═════ Input

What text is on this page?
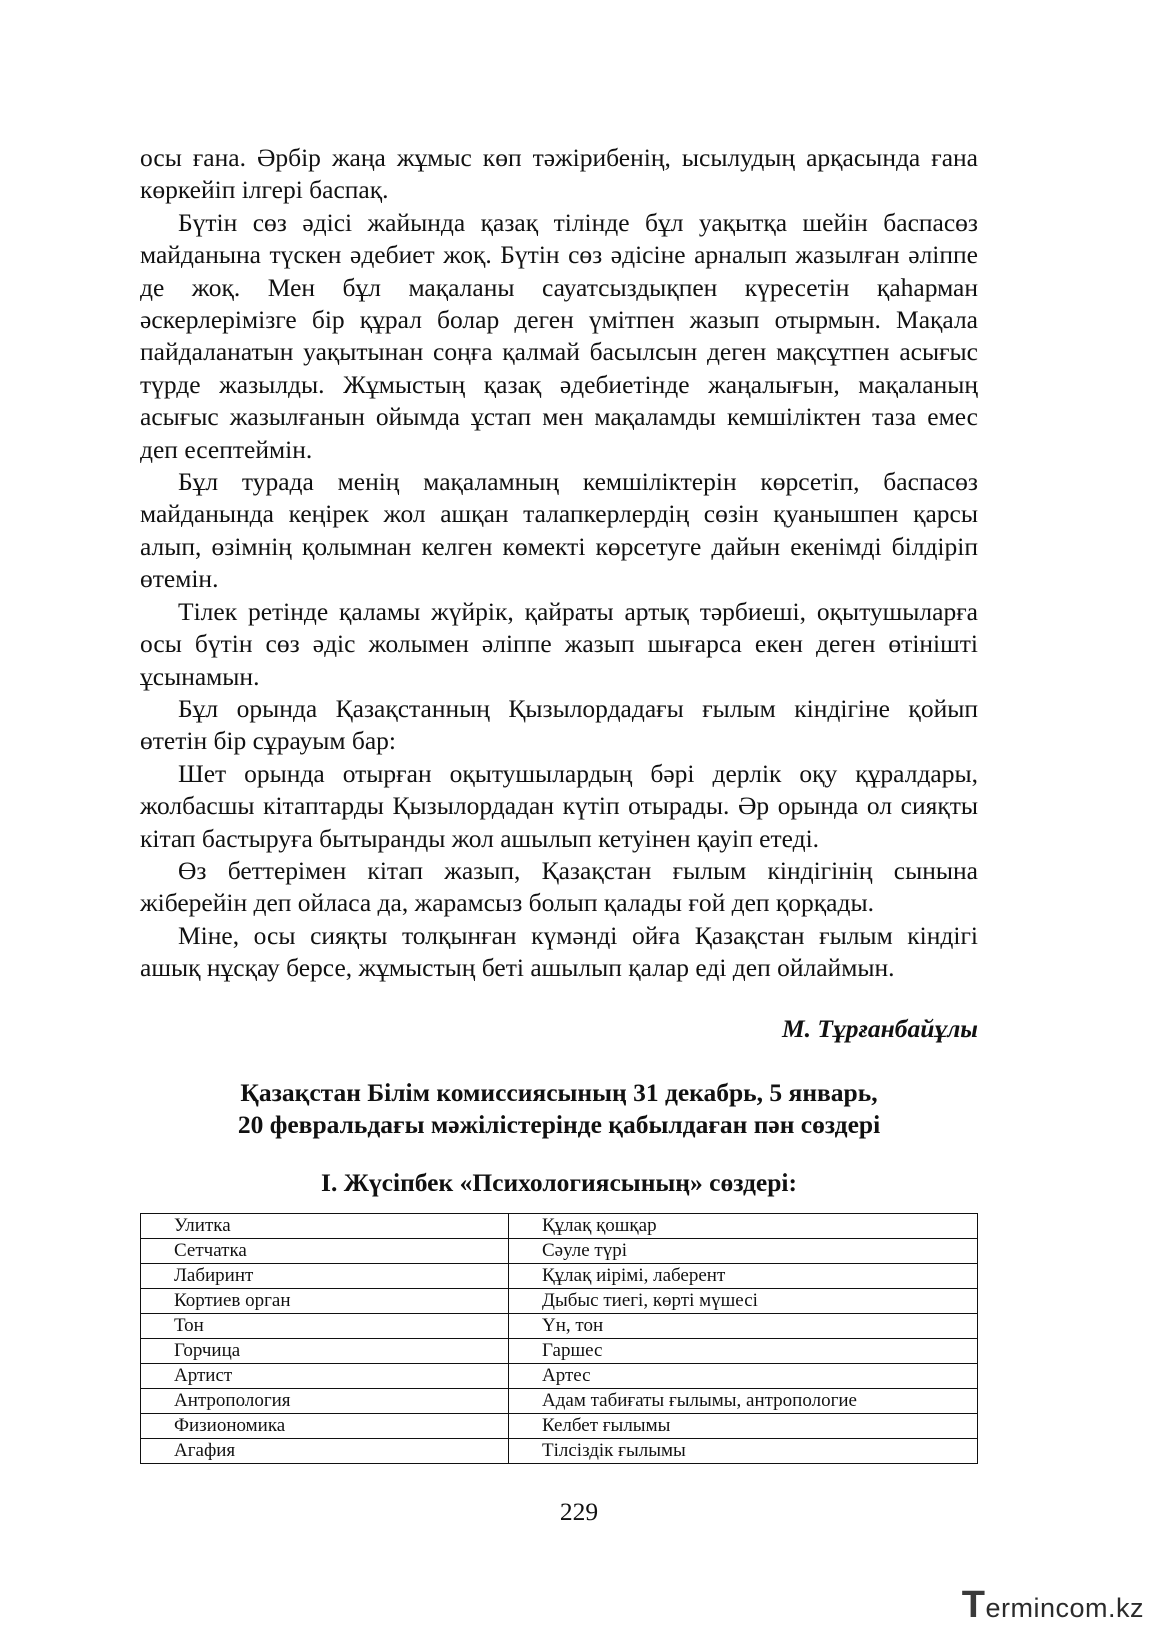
осы ғана. Әрбір жаңа жұмыс көп тәжірибенің, ысылудың арқасында ғана көркейіп ілгері баспақ.

Бүтін сөз әдісі жайында қазақ тілінде бұл уақытқа шейін баспасөз майданына түскен әдебиет жоқ. Бүтін сөз әдісіне арналып жазылған әліппе де жоқ. Мен бұл мақаланы сауатсыздықпен күресетін қаһарман әскерлерімізге бір құрал болар деген үмітпен жазып отырмын. Мақала пайдаланатын уақытынан соңға қалмай басылсын деген мақсұтпен асығыс түрде жазылды. Жұмыстың қазақ әдебиетінде жаңалығын, мақаланың асығыс жазылғанын ойымда ұстап мен мақаламды кемшіліктен таза емес деп есептеймін.

Бұл турада менің мақаламның кемшіліктерін көрсетіп, баспасөз майданында кеңірек жол ашқан талапкерлердің сөзін қуанышпен қарсы алып, өзімнің қолымнан келген көмекті көрсетуге дайын екенімді білдіріп өтемін.

Тілек ретінде қаламы жүйрік, қайраты артық тәрбиеші, оқытушыларға осы бүтін сөз әдіс жолымен әліппе жазып шығарса екен деген өтінішті ұсынамын.

Бұл орында Қазақстанның Қызылордадағы ғылым кіндігіне қойып өтетін бір сұрауым бар:

Шет орында отырған оқытушылардың бәрі дерлік оқу құралдары, жолбасшы кітаптарды Қызылордадан күтіп отырады. Әр орында ол сияқты кітап бастыруға бытыранды жол ашылып кетуінен қауіп етеді.

Өз беттерімен кітап жазып, Қазақстан ғылым кіндігінің сынына жіберейін деп ойласа да, жарамсыз болып қалады ғой деп қорқады.

Міне, осы сияқты толқынған күмәнді ойға Қазақстан ғылым кіндігі ашық нұсқау берсе, жұмыстың беті ашылып қалар еді деп ойлаймын.

М. Тұрғанбайұлы
Қазақстан Білім комиссиясының 31 декабрь, 5 январь,
20 февральдағы мәжілістерінде қабылдаған пән сөздері
I. Жүсіпбек «Психологиясының» сөздері:
Улитка	Құлақ қошқар
Сетчатка	Сәуле түрі
Лабиринт	Құлақ иірімі, лаберент
Кортиев орган	Дыбыс тиегі, көрті мүшесі
Тон	Үн, тон
Горчица	Гаршес
Артист	Артес
Антропология	Адам табиғаты ғылымы, антропологие
Физиономика	Келбет ғылымы
Агафия	Тілсіздік ғылымы
229
Termincom.kz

══════════

__Exercise requirements__:
Look through the entries above; copy each line where the string "кітап" appears.

__Exercise output__:
Шет орында отырған оқытушылардың бәрі дерлік оқу құралдары, жолбасшы кітаптарды Қызылордадан күтіп отырады. Әр орында ол сияқты кітап бастыруға бытыранды жол ашылып кетуінен қауіп етеді.
Өз беттерімен кітап жазып, Қазақстан ғылым кіндігінің сынына жіберейін деп ойласа да, жарамсыз болып қалады ғой деп қорқады.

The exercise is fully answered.